**Requirements**
Look through the material below for "кустарниковых". Copy every line that contains it.

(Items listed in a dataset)

──────────

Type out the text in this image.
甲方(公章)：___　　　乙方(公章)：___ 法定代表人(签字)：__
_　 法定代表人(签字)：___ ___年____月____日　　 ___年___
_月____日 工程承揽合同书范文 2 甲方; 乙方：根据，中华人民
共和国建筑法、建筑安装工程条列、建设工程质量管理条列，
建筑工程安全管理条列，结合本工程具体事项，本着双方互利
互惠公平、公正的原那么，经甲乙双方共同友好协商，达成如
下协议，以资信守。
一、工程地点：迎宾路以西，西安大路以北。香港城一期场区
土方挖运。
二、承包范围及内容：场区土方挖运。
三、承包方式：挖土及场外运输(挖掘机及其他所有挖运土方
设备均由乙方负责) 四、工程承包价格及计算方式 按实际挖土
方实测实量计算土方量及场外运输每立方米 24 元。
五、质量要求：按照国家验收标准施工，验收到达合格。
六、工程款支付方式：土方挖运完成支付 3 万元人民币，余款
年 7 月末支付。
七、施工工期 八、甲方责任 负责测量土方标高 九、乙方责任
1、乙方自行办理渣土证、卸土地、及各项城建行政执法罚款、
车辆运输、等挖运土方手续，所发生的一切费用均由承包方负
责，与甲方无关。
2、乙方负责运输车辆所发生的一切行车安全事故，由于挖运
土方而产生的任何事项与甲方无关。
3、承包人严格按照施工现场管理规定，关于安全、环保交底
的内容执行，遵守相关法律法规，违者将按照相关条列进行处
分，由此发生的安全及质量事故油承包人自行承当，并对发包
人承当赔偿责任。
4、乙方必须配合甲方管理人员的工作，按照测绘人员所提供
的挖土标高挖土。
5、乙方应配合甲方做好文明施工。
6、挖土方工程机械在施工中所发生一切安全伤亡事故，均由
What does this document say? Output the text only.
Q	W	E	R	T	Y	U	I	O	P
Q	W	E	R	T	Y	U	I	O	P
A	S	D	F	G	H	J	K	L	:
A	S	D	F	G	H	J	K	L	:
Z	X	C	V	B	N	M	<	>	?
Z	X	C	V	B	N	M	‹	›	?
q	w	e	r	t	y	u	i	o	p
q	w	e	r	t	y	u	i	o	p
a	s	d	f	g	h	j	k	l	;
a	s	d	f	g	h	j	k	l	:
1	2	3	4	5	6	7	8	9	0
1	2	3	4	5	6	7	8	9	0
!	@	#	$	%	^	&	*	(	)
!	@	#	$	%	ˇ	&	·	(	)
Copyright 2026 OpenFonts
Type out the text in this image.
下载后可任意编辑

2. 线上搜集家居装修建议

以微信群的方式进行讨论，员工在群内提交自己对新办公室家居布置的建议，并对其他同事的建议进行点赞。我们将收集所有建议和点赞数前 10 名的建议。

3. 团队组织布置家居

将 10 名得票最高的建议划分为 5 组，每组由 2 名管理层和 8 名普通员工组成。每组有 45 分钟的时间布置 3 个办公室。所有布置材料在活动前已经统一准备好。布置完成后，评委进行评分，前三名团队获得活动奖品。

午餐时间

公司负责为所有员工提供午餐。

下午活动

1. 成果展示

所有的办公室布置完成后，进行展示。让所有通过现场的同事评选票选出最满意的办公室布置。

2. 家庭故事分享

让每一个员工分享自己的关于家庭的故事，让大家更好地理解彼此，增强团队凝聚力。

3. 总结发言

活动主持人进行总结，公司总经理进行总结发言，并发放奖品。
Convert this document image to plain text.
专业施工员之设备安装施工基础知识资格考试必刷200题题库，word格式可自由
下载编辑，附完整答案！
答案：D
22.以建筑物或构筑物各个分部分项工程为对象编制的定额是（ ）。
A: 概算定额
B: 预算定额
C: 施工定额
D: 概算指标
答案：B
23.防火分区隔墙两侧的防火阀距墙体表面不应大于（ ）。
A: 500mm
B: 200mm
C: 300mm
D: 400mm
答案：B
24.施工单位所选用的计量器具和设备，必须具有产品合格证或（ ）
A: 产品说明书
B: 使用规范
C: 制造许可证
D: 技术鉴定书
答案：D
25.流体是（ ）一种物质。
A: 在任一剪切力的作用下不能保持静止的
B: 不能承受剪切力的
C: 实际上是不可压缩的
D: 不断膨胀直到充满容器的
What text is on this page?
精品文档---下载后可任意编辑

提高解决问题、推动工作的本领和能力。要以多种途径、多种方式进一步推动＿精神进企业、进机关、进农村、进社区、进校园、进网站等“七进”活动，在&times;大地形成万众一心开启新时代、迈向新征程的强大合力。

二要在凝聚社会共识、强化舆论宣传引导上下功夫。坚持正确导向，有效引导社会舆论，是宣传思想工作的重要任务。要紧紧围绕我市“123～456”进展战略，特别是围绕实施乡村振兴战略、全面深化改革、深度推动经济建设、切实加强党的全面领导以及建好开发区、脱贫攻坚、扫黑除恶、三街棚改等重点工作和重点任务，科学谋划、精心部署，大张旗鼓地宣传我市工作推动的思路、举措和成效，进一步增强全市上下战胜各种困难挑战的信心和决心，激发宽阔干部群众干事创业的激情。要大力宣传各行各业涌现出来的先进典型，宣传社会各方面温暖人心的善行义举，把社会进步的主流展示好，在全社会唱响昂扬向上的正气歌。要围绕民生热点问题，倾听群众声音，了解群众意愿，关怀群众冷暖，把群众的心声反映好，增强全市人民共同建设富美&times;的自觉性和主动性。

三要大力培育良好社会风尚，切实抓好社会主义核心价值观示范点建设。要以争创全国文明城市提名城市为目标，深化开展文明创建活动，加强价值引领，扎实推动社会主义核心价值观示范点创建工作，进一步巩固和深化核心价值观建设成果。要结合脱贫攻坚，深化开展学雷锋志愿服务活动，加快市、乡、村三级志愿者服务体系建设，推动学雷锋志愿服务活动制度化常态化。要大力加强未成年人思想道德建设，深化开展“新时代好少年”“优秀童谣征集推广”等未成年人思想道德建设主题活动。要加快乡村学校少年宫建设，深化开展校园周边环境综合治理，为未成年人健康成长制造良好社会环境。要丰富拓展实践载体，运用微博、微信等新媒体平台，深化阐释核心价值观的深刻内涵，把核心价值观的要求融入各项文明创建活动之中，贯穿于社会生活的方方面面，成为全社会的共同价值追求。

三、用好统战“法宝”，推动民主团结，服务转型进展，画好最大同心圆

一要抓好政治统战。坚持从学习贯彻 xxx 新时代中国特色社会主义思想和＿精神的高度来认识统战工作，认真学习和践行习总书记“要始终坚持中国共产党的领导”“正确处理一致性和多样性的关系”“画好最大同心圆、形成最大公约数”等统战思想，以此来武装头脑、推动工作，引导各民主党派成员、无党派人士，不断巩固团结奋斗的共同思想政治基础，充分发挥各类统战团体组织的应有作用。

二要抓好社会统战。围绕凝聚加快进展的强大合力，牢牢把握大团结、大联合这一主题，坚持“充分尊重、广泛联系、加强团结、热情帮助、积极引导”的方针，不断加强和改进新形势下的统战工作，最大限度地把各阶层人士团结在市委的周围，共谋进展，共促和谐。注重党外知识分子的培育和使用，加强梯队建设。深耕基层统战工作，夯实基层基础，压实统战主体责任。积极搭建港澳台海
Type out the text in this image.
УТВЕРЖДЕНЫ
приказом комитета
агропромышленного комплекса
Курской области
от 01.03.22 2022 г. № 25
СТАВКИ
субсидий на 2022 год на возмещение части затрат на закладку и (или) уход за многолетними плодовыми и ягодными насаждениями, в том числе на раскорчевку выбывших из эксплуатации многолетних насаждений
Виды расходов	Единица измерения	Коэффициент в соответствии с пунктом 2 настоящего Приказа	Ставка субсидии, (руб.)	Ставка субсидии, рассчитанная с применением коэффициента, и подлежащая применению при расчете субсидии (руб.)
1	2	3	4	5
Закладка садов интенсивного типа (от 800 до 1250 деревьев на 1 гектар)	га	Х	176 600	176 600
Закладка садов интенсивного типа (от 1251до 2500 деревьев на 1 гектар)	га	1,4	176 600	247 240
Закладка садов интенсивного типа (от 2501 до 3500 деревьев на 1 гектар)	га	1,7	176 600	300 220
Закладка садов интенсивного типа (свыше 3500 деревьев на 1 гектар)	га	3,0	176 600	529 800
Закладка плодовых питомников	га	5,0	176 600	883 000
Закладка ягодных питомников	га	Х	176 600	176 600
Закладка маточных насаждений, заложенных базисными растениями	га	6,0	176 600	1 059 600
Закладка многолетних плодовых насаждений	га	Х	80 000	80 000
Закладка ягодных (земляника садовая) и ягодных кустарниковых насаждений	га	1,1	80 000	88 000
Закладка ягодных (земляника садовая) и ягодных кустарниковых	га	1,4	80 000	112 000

──────────

**Completed task**
Закладка ягодных (земляника садовая) и ягодных кустарниковых насаждений	га	1,1	80 000	88 000
Закладка ягодных (земляника садовая) и ягодных кустарниковых	га	1,4	80 000	112 000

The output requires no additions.